_Provided entries_
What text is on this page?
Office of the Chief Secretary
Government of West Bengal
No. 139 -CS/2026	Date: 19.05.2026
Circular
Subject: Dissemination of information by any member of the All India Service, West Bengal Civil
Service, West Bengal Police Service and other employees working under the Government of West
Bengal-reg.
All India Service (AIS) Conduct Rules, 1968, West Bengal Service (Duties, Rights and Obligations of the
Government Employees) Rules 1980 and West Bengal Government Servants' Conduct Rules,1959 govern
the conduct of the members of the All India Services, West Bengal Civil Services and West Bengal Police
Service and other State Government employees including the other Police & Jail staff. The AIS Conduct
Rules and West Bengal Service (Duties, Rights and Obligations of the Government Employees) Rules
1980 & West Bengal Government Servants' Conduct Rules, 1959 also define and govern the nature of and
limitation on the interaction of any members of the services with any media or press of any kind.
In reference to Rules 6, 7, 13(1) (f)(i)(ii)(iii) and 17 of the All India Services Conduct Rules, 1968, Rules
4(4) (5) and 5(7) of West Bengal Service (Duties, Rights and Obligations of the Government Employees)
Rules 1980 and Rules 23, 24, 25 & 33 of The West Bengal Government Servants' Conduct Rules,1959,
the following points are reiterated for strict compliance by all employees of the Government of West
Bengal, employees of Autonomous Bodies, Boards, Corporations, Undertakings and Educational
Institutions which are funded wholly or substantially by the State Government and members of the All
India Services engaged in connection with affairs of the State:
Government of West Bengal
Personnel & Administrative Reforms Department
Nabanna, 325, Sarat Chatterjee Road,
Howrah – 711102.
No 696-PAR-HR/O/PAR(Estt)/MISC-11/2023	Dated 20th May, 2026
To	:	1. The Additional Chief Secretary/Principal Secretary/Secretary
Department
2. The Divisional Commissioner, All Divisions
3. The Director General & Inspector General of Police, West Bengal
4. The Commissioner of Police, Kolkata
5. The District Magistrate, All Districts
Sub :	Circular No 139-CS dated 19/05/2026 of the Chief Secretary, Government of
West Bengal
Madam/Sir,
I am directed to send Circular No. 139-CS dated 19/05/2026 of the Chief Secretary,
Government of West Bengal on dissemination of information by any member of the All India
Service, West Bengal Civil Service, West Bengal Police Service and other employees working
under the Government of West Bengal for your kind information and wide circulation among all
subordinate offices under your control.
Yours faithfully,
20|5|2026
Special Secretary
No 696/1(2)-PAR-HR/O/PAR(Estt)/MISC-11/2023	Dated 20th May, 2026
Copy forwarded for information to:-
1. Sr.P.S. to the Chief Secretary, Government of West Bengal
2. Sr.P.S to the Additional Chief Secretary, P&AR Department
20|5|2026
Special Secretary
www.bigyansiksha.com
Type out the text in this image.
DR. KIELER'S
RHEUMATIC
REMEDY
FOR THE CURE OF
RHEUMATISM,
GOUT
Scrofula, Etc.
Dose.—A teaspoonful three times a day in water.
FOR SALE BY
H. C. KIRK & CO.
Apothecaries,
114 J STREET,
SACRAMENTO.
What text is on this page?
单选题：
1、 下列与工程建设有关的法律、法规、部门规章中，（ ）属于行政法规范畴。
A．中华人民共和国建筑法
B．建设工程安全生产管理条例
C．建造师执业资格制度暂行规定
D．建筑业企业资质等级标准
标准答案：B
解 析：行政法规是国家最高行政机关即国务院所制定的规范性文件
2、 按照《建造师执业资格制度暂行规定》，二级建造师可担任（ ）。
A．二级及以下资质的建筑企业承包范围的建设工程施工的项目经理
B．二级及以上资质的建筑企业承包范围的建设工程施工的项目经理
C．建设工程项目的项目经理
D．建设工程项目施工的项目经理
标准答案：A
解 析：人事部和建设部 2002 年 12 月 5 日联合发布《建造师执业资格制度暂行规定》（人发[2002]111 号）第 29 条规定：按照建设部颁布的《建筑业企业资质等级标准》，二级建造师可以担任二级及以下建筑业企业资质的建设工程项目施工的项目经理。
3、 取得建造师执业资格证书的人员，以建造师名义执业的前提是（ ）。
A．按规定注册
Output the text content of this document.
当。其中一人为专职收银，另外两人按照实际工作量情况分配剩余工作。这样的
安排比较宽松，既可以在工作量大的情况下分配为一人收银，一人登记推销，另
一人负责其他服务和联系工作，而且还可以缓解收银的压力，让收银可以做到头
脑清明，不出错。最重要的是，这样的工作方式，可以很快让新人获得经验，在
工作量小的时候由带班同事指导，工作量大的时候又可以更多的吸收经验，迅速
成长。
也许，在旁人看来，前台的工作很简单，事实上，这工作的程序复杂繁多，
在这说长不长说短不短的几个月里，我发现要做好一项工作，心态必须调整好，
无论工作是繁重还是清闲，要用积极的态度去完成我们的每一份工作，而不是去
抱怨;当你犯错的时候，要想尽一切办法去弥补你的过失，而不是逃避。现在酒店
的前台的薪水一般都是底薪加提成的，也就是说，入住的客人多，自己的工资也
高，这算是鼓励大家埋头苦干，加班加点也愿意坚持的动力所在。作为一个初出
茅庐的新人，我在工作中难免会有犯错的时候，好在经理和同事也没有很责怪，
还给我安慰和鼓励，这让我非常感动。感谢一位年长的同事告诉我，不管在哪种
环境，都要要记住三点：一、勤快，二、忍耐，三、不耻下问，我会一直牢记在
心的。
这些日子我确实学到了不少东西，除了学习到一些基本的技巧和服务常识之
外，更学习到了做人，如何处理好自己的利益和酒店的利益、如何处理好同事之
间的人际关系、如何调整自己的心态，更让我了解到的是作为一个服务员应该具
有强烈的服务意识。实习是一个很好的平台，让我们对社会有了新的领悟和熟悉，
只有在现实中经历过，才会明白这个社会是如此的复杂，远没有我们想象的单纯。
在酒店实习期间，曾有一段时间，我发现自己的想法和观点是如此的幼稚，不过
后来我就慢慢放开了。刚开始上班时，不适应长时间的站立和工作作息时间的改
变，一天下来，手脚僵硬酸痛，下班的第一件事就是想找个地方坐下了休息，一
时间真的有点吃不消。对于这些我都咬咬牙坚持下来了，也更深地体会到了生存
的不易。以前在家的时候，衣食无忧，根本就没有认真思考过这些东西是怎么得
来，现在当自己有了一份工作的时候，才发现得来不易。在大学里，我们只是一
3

_What is asked_
Copy all lines from the data that hold the word "MISC".

_Final answer_
No 696-PAR-HR/O/PAR(Estt)/MISC-11/2023	Dated 20th May, 2026
No 696/1(2)-PAR-HR/O/PAR(Estt)/MISC-11/2023	Dated 20th May, 2026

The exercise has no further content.